■ **WORK REQUIRED**
Reproduce every entry below precisely. Pictures are excluded from the copy.

----- EXTRACTED ENTRIES

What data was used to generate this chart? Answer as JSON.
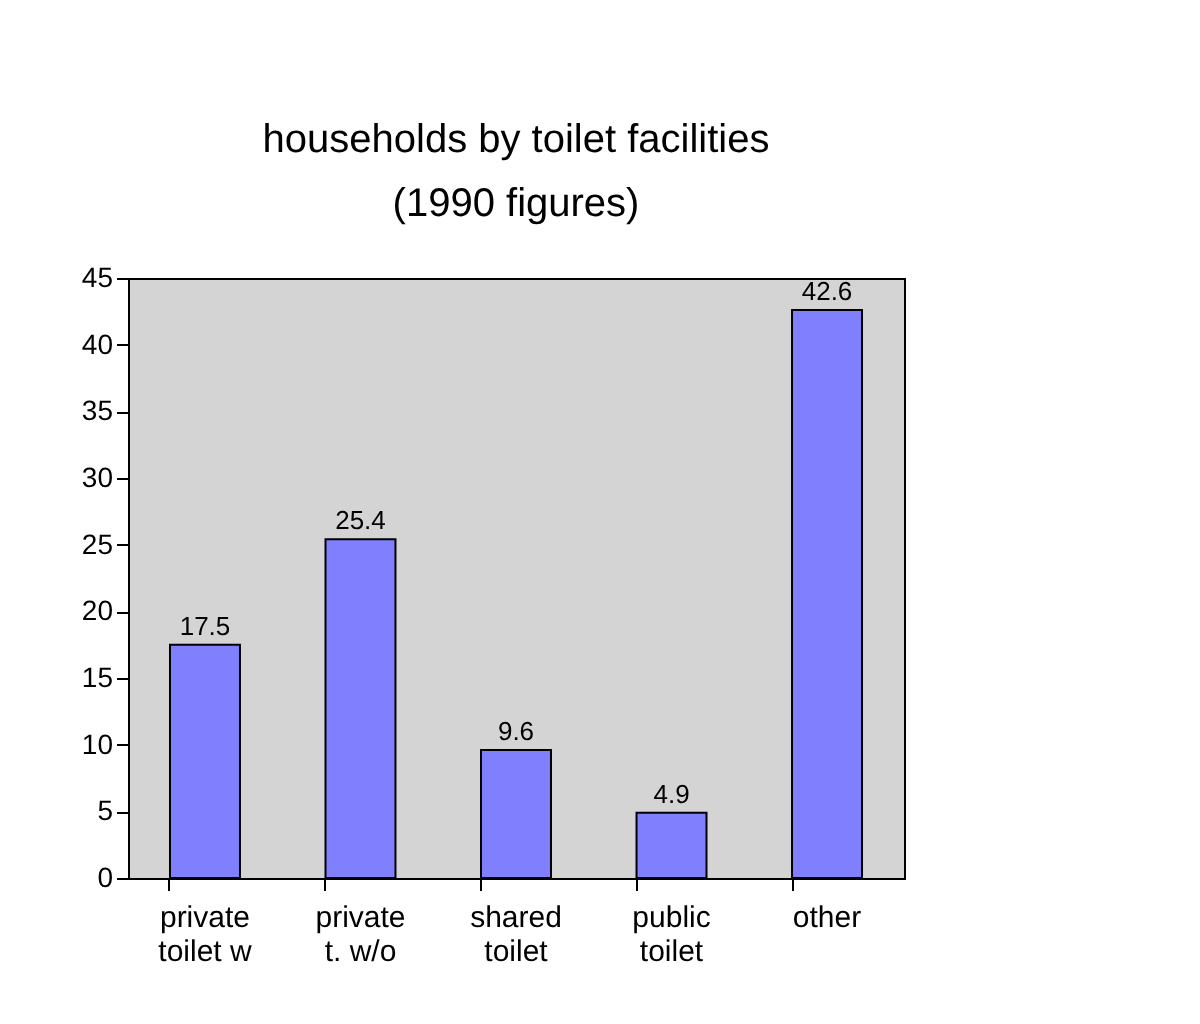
{
  "chart_data": {
    "type": "bar",
    "title": "households by toilet facilities (1990 figures)",
    "categories": [
      "private\ntoilet w",
      "private\nt. w/o",
      "shared\ntoilet",
      "public\ntoilet",
      "other"
    ],
    "values": [
      17.5,
      25.4,
      9.6,
      4.9,
      42.6
    ],
    "color": "#8080ff",
    "ylim": [
      0,
      45
    ],
    "yticks": [
      0,
      5,
      10,
      15,
      20,
      25,
      30,
      35,
      40,
      45
    ],
    "grid": false,
    "data_labels": true
  }
}
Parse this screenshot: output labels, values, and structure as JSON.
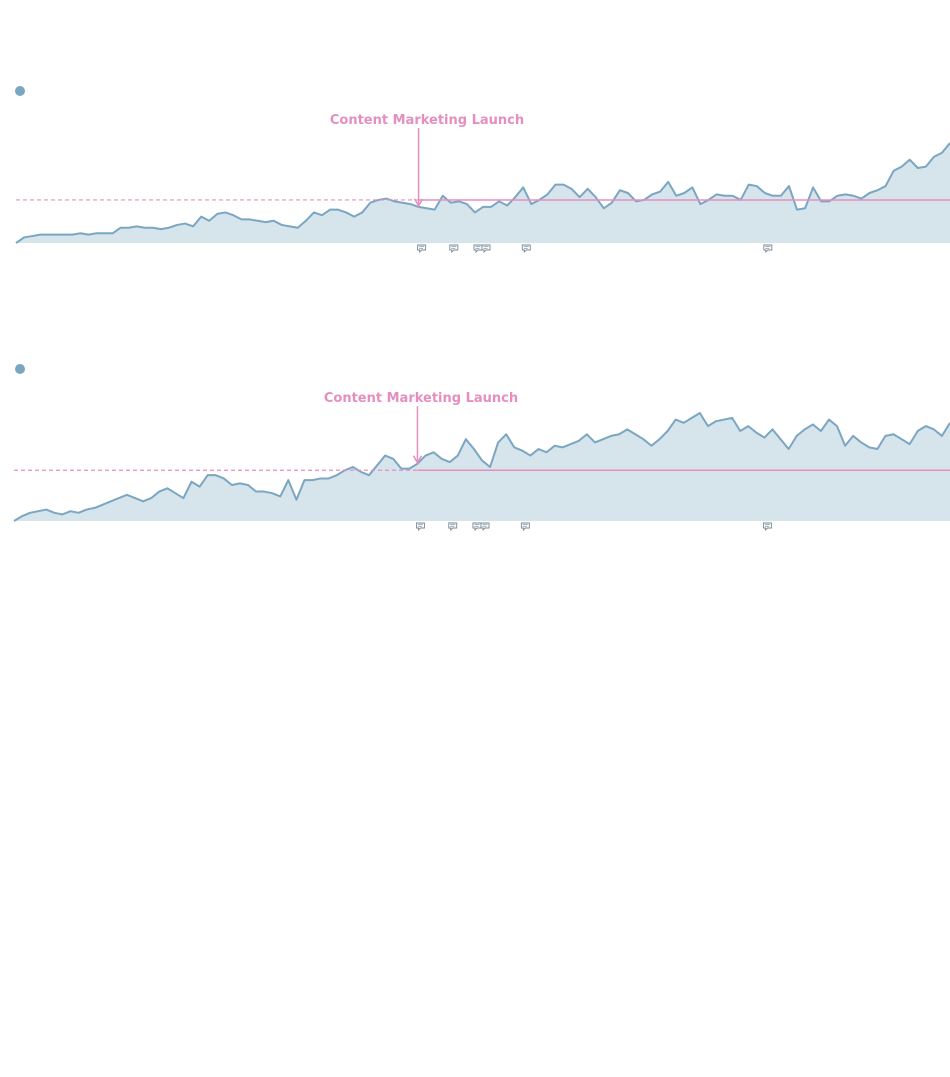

----------

■ **THE RESULT**
What data was used to generate this chart? Answer as JSON.
{
  "chart_data": {
    "type": "bar",
    "title": "households by toilet facilities (1990 figures)",
    "categories": [
      "private\ntoilet w",
      "private\nt. w/o",
      "shared\ntoilet",
      "public\ntoilet",
      "other"
    ],
    "values": [
      17.5,
      25.4,
      9.6,
      4.9,
      42.6
    ],
    "color": "#8080ff",
    "ylim": [
      0,
      45
    ],
    "yticks": [
      0,
      5,
      10,
      15,
      20,
      25,
      30,
      35,
      40,
      45
    ],
    "grid": false,
    "data_labels": true
  }
}
Parse this screenshot: output labels, values, and structure as JSON.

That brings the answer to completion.